- [Aim]: Using the listing below, copy every line that mentions "Client".

- [Records for the exercise]:
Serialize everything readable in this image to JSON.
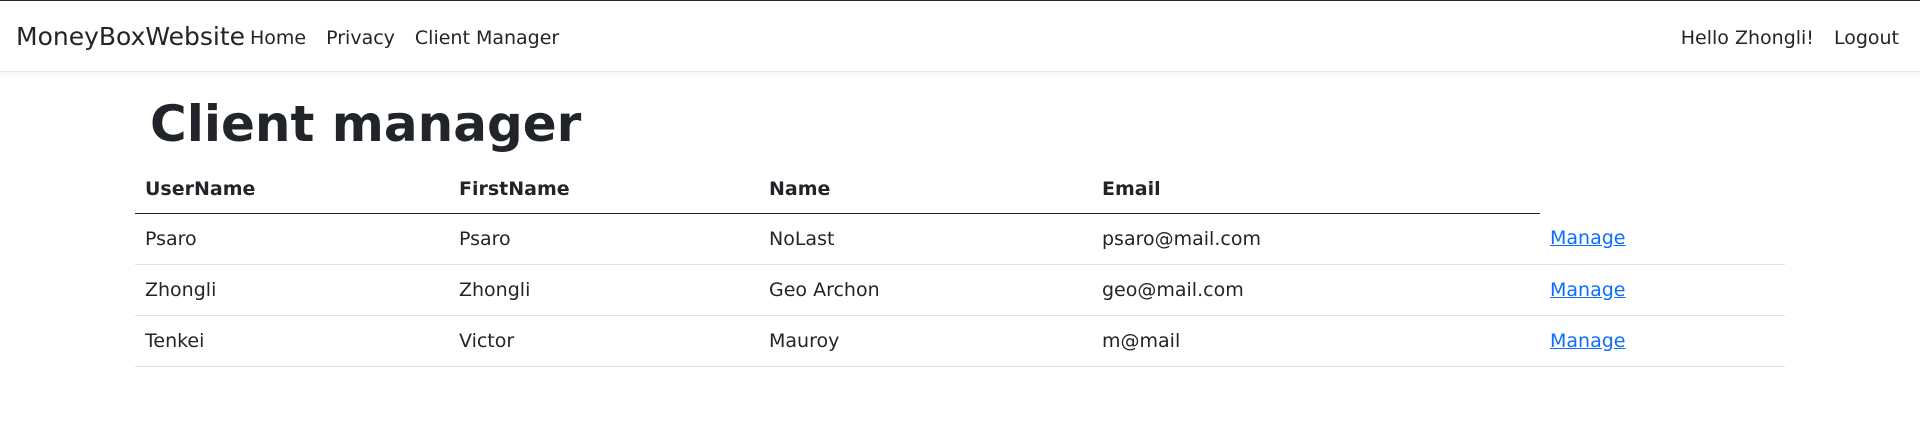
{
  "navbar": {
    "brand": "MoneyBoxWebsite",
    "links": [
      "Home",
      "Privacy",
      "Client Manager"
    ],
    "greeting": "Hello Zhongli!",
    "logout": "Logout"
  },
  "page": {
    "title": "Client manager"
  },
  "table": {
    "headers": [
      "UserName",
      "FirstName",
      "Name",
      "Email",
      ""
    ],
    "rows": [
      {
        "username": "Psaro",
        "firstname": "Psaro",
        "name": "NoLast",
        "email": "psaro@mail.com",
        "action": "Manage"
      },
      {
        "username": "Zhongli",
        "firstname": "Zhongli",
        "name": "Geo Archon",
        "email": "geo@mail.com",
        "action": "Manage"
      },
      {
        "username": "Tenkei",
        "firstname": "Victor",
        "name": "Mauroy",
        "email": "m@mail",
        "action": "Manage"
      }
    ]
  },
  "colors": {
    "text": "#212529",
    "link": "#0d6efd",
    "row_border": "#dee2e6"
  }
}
---
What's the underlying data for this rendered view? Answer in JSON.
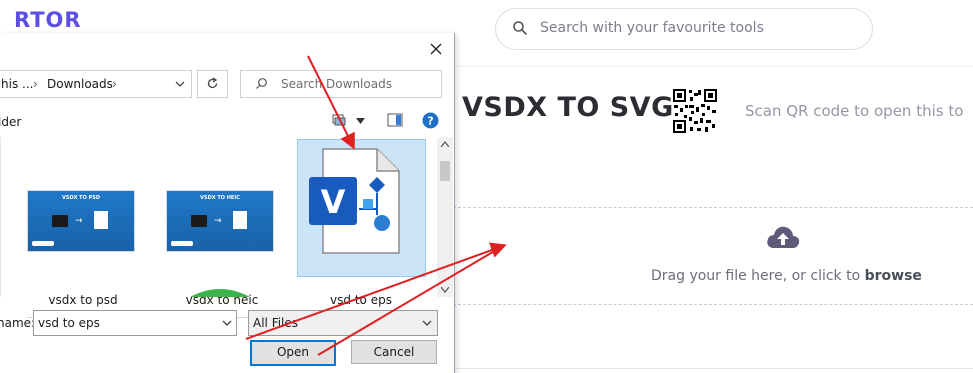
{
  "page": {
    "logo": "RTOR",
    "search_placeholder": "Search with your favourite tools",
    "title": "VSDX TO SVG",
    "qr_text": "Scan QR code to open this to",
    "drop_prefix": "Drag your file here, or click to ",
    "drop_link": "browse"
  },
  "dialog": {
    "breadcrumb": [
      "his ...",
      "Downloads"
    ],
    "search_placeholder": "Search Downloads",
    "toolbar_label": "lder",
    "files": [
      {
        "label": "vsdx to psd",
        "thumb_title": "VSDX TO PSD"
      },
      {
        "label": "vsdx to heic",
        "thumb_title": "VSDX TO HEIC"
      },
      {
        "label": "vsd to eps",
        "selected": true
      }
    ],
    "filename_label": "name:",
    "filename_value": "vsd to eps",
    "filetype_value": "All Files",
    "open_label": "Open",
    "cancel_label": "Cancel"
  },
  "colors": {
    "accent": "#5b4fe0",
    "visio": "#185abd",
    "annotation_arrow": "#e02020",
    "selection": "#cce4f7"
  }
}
==
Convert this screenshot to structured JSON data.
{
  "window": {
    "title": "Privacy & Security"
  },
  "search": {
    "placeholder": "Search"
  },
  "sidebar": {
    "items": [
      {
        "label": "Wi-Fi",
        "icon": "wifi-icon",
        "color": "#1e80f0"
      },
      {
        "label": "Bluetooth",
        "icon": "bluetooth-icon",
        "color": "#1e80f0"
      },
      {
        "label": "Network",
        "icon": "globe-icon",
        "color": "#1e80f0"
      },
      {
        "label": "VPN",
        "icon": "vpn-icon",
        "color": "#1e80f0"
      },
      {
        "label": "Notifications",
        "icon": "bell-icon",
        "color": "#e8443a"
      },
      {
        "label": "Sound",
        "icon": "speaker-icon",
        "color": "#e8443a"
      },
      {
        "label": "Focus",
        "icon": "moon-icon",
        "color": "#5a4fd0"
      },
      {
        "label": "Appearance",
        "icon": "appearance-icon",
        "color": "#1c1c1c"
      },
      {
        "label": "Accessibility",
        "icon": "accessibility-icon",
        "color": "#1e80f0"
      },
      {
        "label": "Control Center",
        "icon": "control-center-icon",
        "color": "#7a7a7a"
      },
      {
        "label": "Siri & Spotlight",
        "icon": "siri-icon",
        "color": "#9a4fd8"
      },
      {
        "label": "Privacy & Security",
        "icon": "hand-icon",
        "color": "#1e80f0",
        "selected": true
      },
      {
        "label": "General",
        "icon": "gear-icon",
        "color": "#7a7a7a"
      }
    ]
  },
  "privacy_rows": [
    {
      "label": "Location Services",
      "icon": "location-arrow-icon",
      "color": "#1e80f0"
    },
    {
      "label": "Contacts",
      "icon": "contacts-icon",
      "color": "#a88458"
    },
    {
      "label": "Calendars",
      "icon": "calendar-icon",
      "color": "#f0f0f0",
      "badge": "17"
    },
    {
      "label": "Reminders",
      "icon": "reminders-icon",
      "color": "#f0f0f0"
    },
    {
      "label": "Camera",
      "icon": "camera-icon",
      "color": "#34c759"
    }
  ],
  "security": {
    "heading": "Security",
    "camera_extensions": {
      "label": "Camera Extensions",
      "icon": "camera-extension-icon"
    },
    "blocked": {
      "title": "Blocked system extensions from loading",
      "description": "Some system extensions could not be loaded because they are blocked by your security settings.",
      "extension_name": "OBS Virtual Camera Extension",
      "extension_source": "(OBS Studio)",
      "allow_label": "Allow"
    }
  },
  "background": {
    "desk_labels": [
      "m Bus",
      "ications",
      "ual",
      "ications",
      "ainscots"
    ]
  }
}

- [Correct answer]:
      "Client Manager"
    "title": "Client manager"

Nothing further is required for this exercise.